## What is expected
Your task is to copy the listing exactly. Drop any pictures from the copy.
-- START OF Given records --
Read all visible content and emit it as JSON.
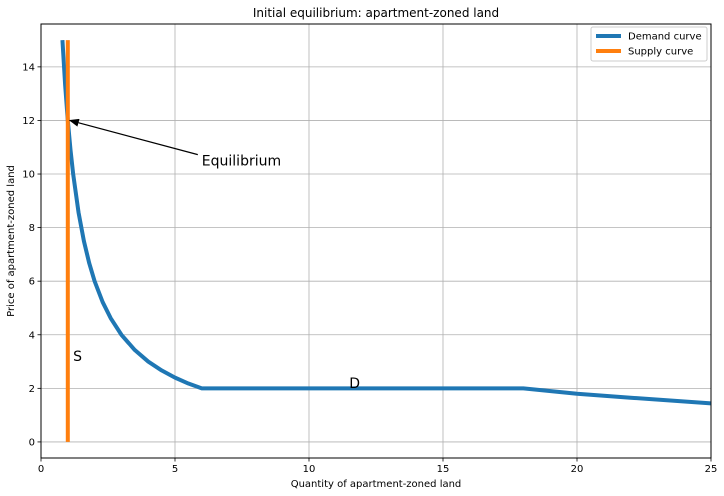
{
  "chart_data": {
    "type": "line",
    "title": "Initial equilibrium: apartment-zoned land",
    "xlabel": "Quantity of apartment-zoned land",
    "ylabel": "Price of apartment-zoned land",
    "xlim": [
      0,
      25
    ],
    "ylim": [
      -0.6,
      15.6
    ],
    "xticks": [
      0,
      5,
      10,
      15,
      20,
      25
    ],
    "yticks": [
      0,
      2,
      4,
      6,
      8,
      10,
      12,
      14
    ],
    "grid": true,
    "legend_position": "top-right",
    "series": [
      {
        "name": "Demand curve",
        "color": "#1f77b4",
        "x": [
          0.8,
          0.9,
          1.0,
          1.1,
          1.2,
          1.4,
          1.6,
          1.8,
          2.0,
          2.3,
          2.6,
          3.0,
          3.5,
          4.0,
          4.5,
          5.0,
          5.5,
          6.0,
          10.0,
          15.0,
          18.0,
          20.0,
          22.0,
          25.0
        ],
        "y": [
          15.0,
          13.33,
          12.0,
          10.91,
          10.0,
          8.57,
          7.5,
          6.67,
          6.0,
          5.22,
          4.62,
          4.0,
          3.43,
          3.0,
          2.67,
          2.4,
          2.18,
          2.0,
          2.0,
          2.0,
          2.0,
          1.8,
          1.65,
          1.44
        ]
      },
      {
        "name": "Supply curve",
        "color": "#ff7f0e",
        "x": [
          1.0,
          1.0
        ],
        "y": [
          0.0,
          15.0
        ]
      }
    ],
    "annotations": [
      {
        "text": "Equilibrium",
        "x": 6.0,
        "y": 10.5,
        "arrow_to": [
          1.0,
          12.0
        ]
      },
      {
        "text": "S",
        "x": 1.2,
        "y": 3.2
      },
      {
        "text": "D",
        "x": 11.5,
        "y": 2.2
      }
    ]
  }
}
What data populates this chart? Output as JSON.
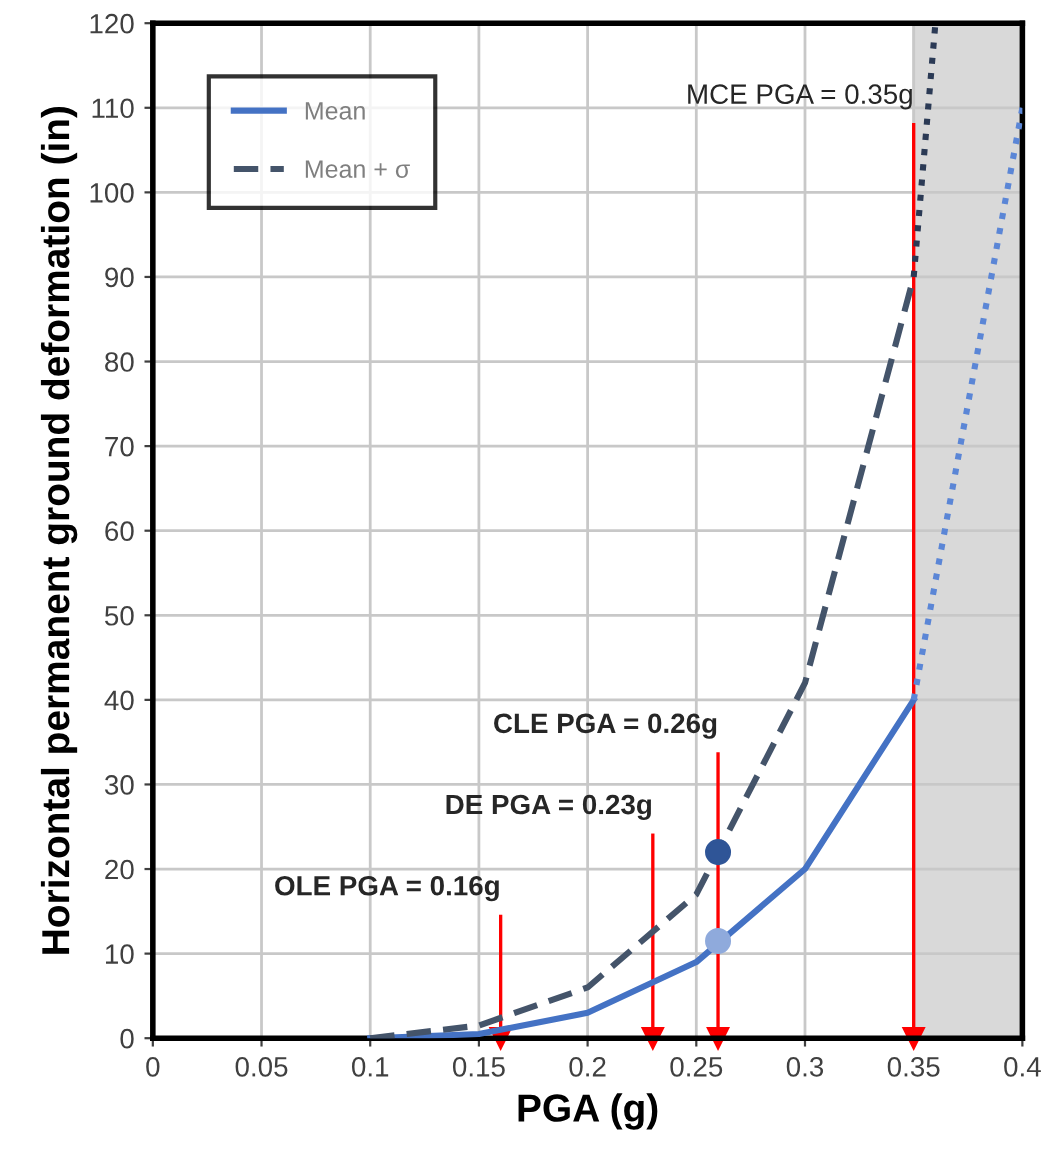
{
  "chart_data": {
    "type": "line",
    "xlabel": "PGA (g)",
    "ylabel": "Horizontal permanent ground deformation (in)",
    "xlim": [
      0,
      0.4
    ],
    "ylim": [
      0,
      120
    ],
    "xticks": [
      0,
      0.05,
      0.1,
      0.15,
      0.2,
      0.25,
      0.3,
      0.35,
      0.4
    ],
    "yticks": [
      0,
      10,
      20,
      30,
      40,
      50,
      60,
      70,
      80,
      90,
      100,
      110,
      120
    ],
    "grid": true,
    "legend": "top left",
    "series": [
      {
        "name": "Mean",
        "color": "#4472c4",
        "line_style": "solid",
        "marker": "none",
        "x": [
          0.1,
          0.15,
          0.2,
          0.25,
          0.3,
          0.35
        ],
        "values": [
          0,
          0.5,
          3,
          9,
          20,
          40
        ]
      },
      {
        "name": "Mean + σ",
        "color": "#44546a",
        "line_style": "dashed",
        "marker": "none",
        "x": [
          0.1,
          0.15,
          0.2,
          0.25,
          0.3,
          0.35
        ],
        "values": [
          0,
          1.5,
          6,
          17,
          42,
          90
        ]
      },
      {
        "color": "#5b86d6",
        "line_style": "dotted",
        "marker": "none",
        "x": [
          0.35,
          0.4
        ],
        "values": [
          40,
          110
        ]
      },
      {
        "color": "#2b3a55",
        "line_style": "dotted",
        "marker": "none",
        "x": [
          0.35,
          0.36
        ],
        "values": [
          90,
          120
        ]
      },
      {
        "type": "scatter",
        "color": "#2f5597",
        "marker": "circle",
        "x": [
          0.26
        ],
        "values": [
          22
        ]
      },
      {
        "type": "scatter",
        "color": "#8faadc",
        "marker": "circle",
        "x": [
          0.26
        ],
        "values": [
          11.5
        ]
      }
    ],
    "ref_lines": [
      {
        "axis": "x",
        "value": 0.16,
        "label": "OLE PGA = 0.16g",
        "color": "#ff0000"
      },
      {
        "axis": "x",
        "value": 0.23,
        "label": "DE PGA = 0.23g",
        "color": "#ff0000"
      },
      {
        "axis": "x",
        "value": 0.26,
        "label": "CLE PGA = 0.26g",
        "color": "#ff0000"
      },
      {
        "axis": "x",
        "value": 0.35,
        "label": "MCE PGA = 0.35g",
        "color": "#ff0000"
      }
    ],
    "bands": [
      {
        "axis": "x",
        "from": 0.35,
        "to": 0.4,
        "color": "#d9d9d9"
      }
    ]
  }
}
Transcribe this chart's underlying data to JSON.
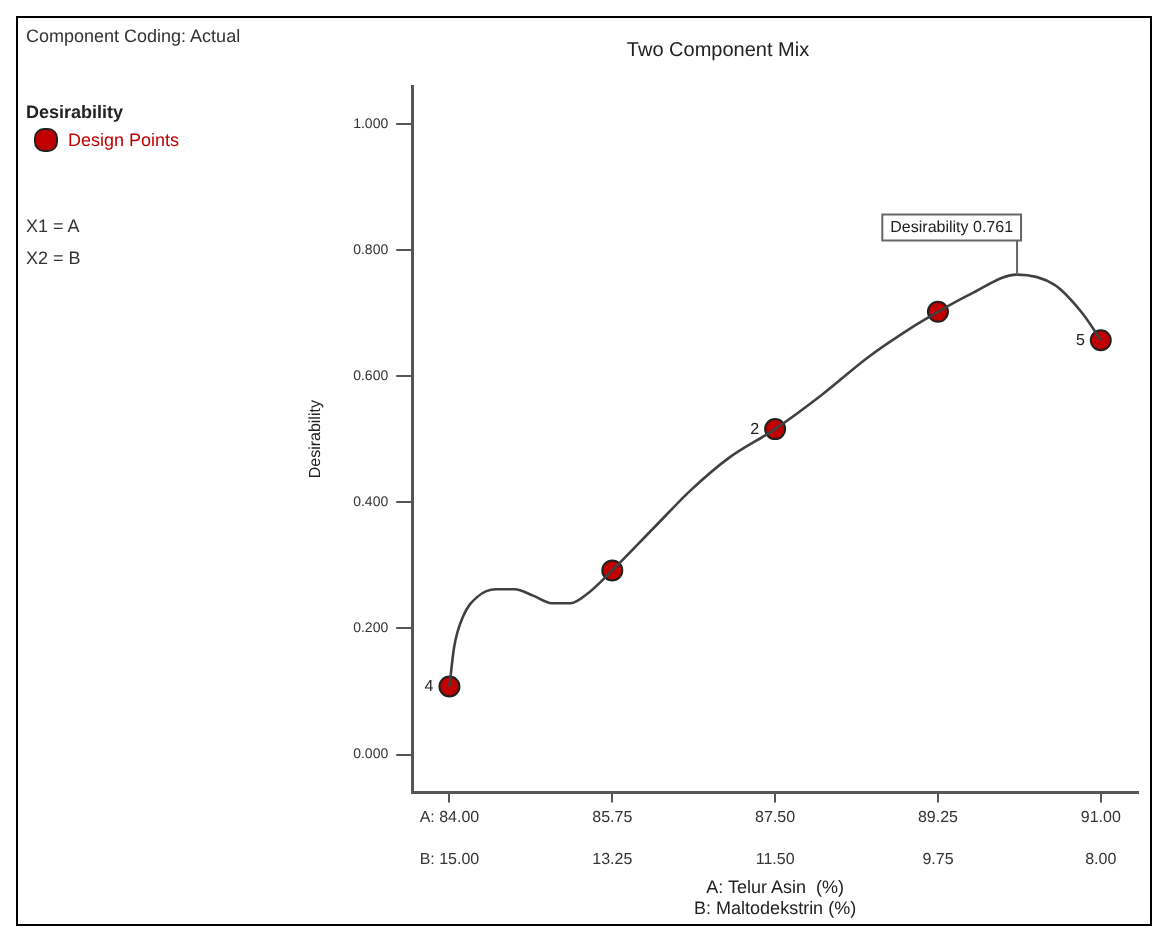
{
  "chart_data": {
    "type": "line",
    "title": "Two Component Mix",
    "xlabel": "A: Telur Asin  (%)",
    "x2label": "B: Maltodekstrin (%)",
    "ylabel": "Desirability",
    "legend_title": "Desirability",
    "legend": "top left",
    "grid": false,
    "line_style": "solid",
    "xlim": [
      83.6,
      91.4
    ],
    "xticks": [
      {
        "value": 84,
        "label": "A: 84.00"
      },
      {
        "value": 85.75,
        "label": "85.75"
      },
      {
        "value": 87.5,
        "label": "87.50"
      },
      {
        "value": 89.25,
        "label": "89.25"
      },
      {
        "value": 91,
        "label": "91.00"
      }
    ],
    "x2lim": [
      15.4,
      7.6
    ],
    "x2ticks": [
      {
        "value": 15,
        "label": "B: 15.00"
      },
      {
        "value": 13.25,
        "label": "13.25"
      },
      {
        "value": 11.5,
        "label": "11.50"
      },
      {
        "value": 9.75,
        "label": "9.75"
      },
      {
        "value": 8,
        "label": "8.00"
      }
    ],
    "ylim": [
      -0.06,
      1.06
    ],
    "yticks": [
      {
        "value": 0,
        "label": "0.000"
      },
      {
        "value": 0.2,
        "label": "0.200"
      },
      {
        "value": 0.4,
        "label": "0.400"
      },
      {
        "value": 0.6,
        "label": "0.600"
      },
      {
        "value": 0.8,
        "label": "0.800"
      },
      {
        "value": 1,
        "label": "1.000"
      }
    ],
    "series": [
      {
        "marker": "none",
        "color": "#404040",
        "x": [
          84.0,
          84.05,
          84.15,
          84.3,
          84.5,
          84.7,
          84.9,
          85.1,
          85.3,
          85.5,
          85.75,
          86.2,
          86.6,
          87.0,
          87.5,
          88.0,
          88.5,
          89.0,
          89.25,
          89.6,
          90.1,
          90.5,
          90.8,
          91.0
        ],
        "values": [
          0.108,
          0.17,
          0.22,
          0.25,
          0.262,
          0.262,
          0.252,
          0.24,
          0.24,
          0.257,
          0.292,
          0.36,
          0.42,
          0.47,
          0.516,
          0.57,
          0.63,
          0.68,
          0.702,
          0.73,
          0.761,
          0.745,
          0.7,
          0.657
        ]
      },
      {
        "type": "scatter",
        "marker": "circle",
        "name": "Design Points",
        "color": "#c00000",
        "x": [
          84,
          85.75,
          87.5,
          89.25,
          91
        ],
        "values": [
          0.108,
          0.292,
          0.516,
          0.702,
          0.657
        ]
      }
    ],
    "annotations": [
      "Component Coding: Actual",
      "X1 = A",
      "X2 = B",
      {
        "text": "4",
        "x": 84,
        "y": 0.108
      },
      {
        "text": "2",
        "x": 87.5,
        "y": 0.516
      },
      {
        "text": "5",
        "x": 91,
        "y": 0.657
      },
      {
        "text": "Desirability 0.761",
        "x": 90.1,
        "y": 0.761
      }
    ]
  }
}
-- END OF Given records --
## The answer
Read all visible content and emit it as JSON.
{
  "chart_data": {
    "type": "line",
    "title": "Initial equilibrium: apartment-zoned land",
    "xlabel": "Quantity of apartment-zoned land",
    "ylabel": "Price of apartment-zoned land",
    "xlim": [
      0,
      25
    ],
    "ylim": [
      -0.6,
      15.6
    ],
    "xticks": [
      0,
      5,
      10,
      15,
      20,
      25
    ],
    "yticks": [
      0,
      2,
      4,
      6,
      8,
      10,
      12,
      14
    ],
    "grid": true,
    "legend_position": "top-right",
    "series": [
      {
        "name": "Demand curve",
        "color": "#1f77b4",
        "x": [
          0.8,
          0.9,
          1.0,
          1.1,
          1.2,
          1.4,
          1.6,
          1.8,
          2.0,
          2.3,
          2.6,
          3.0,
          3.5,
          4.0,
          4.5,
          5.0,
          5.5,
          6.0,
          10.0,
          15.0,
          18.0,
          20.0,
          22.0,
          25.0
        ],
        "y": [
          15.0,
          13.33,
          12.0,
          10.91,
          10.0,
          8.57,
          7.5,
          6.67,
          6.0,
          5.22,
          4.62,
          4.0,
          3.43,
          3.0,
          2.67,
          2.4,
          2.18,
          2.0,
          2.0,
          2.0,
          2.0,
          1.8,
          1.65,
          1.44
        ]
      },
      {
        "name": "Supply curve",
        "color": "#ff7f0e",
        "x": [
          1.0,
          1.0
        ],
        "y": [
          0.0,
          15.0
        ]
      }
    ],
    "annotations": [
      {
        "text": "Equilibrium",
        "x": 6.0,
        "y": 10.5,
        "arrow_to": [
          1.0,
          12.0
        ]
      },
      {
        "text": "S",
        "x": 1.2,
        "y": 3.2
      },
      {
        "text": "D",
        "x": 11.5,
        "y": 2.2
      }
    ]
  }
}
What data populates this chart? Output as JSON.
{
  "chart_data": {
    "type": "line",
    "xlabel": "PGA (g)",
    "ylabel": "Horizontal permanent ground deformation (in)",
    "xlim": [
      0,
      0.4
    ],
    "ylim": [
      0,
      120
    ],
    "xticks": [
      0,
      0.05,
      0.1,
      0.15,
      0.2,
      0.25,
      0.3,
      0.35,
      0.4
    ],
    "yticks": [
      0,
      10,
      20,
      30,
      40,
      50,
      60,
      70,
      80,
      90,
      100,
      110,
      120
    ],
    "grid": true,
    "legend": "top left",
    "series": [
      {
        "name": "Mean",
        "color": "#4472c4",
        "line_style": "solid",
        "marker": "none",
        "x": [
          0.1,
          0.15,
          0.2,
          0.25,
          0.3,
          0.35
        ],
        "values": [
          0,
          0.5,
          3,
          9,
          20,
          40
        ]
      },
      {
        "name": "Mean + σ",
        "color": "#44546a",
        "line_style": "dashed",
        "marker": "none",
        "x": [
          0.1,
          0.15,
          0.2,
          0.25,
          0.3,
          0.35
        ],
        "values": [
          0,
          1.5,
          6,
          17,
          42,
          90
        ]
      },
      {
        "color": "#5b86d6",
        "line_style": "dotted",
        "marker": "none",
        "x": [
          0.35,
          0.4
        ],
        "values": [
          40,
          110
        ]
      },
      {
        "color": "#2b3a55",
        "line_style": "dotted",
        "marker": "none",
        "x": [
          0.35,
          0.36
        ],
        "values": [
          90,
          120
        ]
      },
      {
        "type": "scatter",
        "color": "#2f5597",
        "marker": "circle",
        "x": [
          0.26
        ],
        "values": [
          22
        ]
      },
      {
        "type": "scatter",
        "color": "#8faadc",
        "marker": "circle",
        "x": [
          0.26
        ],
        "values": [
          11.5
        ]
      }
    ],
    "ref_lines": [
      {
        "axis": "x",
        "value": 0.16,
        "label": "OLE PGA = 0.16g",
        "color": "#ff0000"
      },
      {
        "axis": "x",
        "value": 0.23,
        "label": "DE PGA = 0.23g",
        "color": "#ff0000"
      },
      {
        "axis": "x",
        "value": 0.26,
        "label": "CLE PGA = 0.26g",
        "color": "#ff0000"
      },
      {
        "axis": "x",
        "value": 0.35,
        "label": "MCE PGA = 0.35g",
        "color": "#ff0000"
      }
    ],
    "bands": [
      {
        "axis": "x",
        "from": 0.35,
        "to": 0.4,
        "color": "#d9d9d9"
      }
    ]
  }
}
Transcribe this chart's underlying data to JSON.
{
  "chart_data": {
    "type": "line",
    "title": "Two Component Mix",
    "xlabel": "A: Telur Asin  (%)",
    "x2label": "B: Maltodekstrin (%)",
    "ylabel": "Desirability",
    "legend_title": "Desirability",
    "legend": "top left",
    "grid": false,
    "line_style": "solid",
    "xlim": [
      83.6,
      91.4
    ],
    "xticks": [
      {
        "value": 84,
        "label": "A: 84.00"
      },
      {
        "value": 85.75,
        "label": "85.75"
      },
      {
        "value": 87.5,
        "label": "87.50"
      },
      {
        "value": 89.25,
        "label": "89.25"
      },
      {
        "value": 91,
        "label": "91.00"
      }
    ],
    "x2lim": [
      15.4,
      7.6
    ],
    "x2ticks": [
      {
        "value": 15,
        "label": "B: 15.00"
      },
      {
        "value": 13.25,
        "label": "13.25"
      },
      {
        "value": 11.5,
        "label": "11.50"
      },
      {
        "value": 9.75,
        "label": "9.75"
      },
      {
        "value": 8,
        "label": "8.00"
      }
    ],
    "ylim": [
      -0.06,
      1.06
    ],
    "yticks": [
      {
        "value": 0,
        "label": "0.000"
      },
      {
        "value": 0.2,
        "label": "0.200"
      },
      {
        "value": 0.4,
        "label": "0.400"
      },
      {
        "value": 0.6,
        "label": "0.600"
      },
      {
        "value": 0.8,
        "label": "0.800"
      },
      {
        "value": 1,
        "label": "1.000"
      }
    ],
    "series": [
      {
        "marker": "none",
        "color": "#404040",
        "x": [
          84.0,
          84.05,
          84.15,
          84.3,
          84.5,
          84.7,
          84.9,
          85.1,
          85.3,
          85.5,
          85.75,
          86.2,
          86.6,
          87.0,
          87.5,
          88.0,
          88.5,
          89.0,
          89.25,
          89.6,
          90.1,
          90.5,
          90.8,
          91.0
        ],
        "values": [
          0.108,
          0.17,
          0.22,
          0.25,
          0.262,
          0.262,
          0.252,
          0.24,
          0.24,
          0.257,
          0.292,
          0.36,
          0.42,
          0.47,
          0.516,
          0.57,
          0.63,
          0.68,
          0.702,
          0.73,
          0.761,
          0.745,
          0.7,
          0.657
        ]
      },
      {
        "type": "scatter",
        "marker": "circle",
        "name": "Design Points",
        "color": "#c00000",
        "x": [
          84,
          85.75,
          87.5,
          89.25,
          91
        ],
        "values": [
          0.108,
          0.292,
          0.516,
          0.702,
          0.657
        ]
      }
    ],
    "annotations": [
      "Component Coding: Actual",
      "X1 = A",
      "X2 = B",
      {
        "text": "4",
        "x": 84,
        "y": 0.108
      },
      {
        "text": "2",
        "x": 87.5,
        "y": 0.516
      },
      {
        "text": "5",
        "x": 91,
        "y": 0.657
      },
      {
        "text": "Desirability 0.761",
        "x": 90.1,
        "y": 0.761
      }
    ]
  }
}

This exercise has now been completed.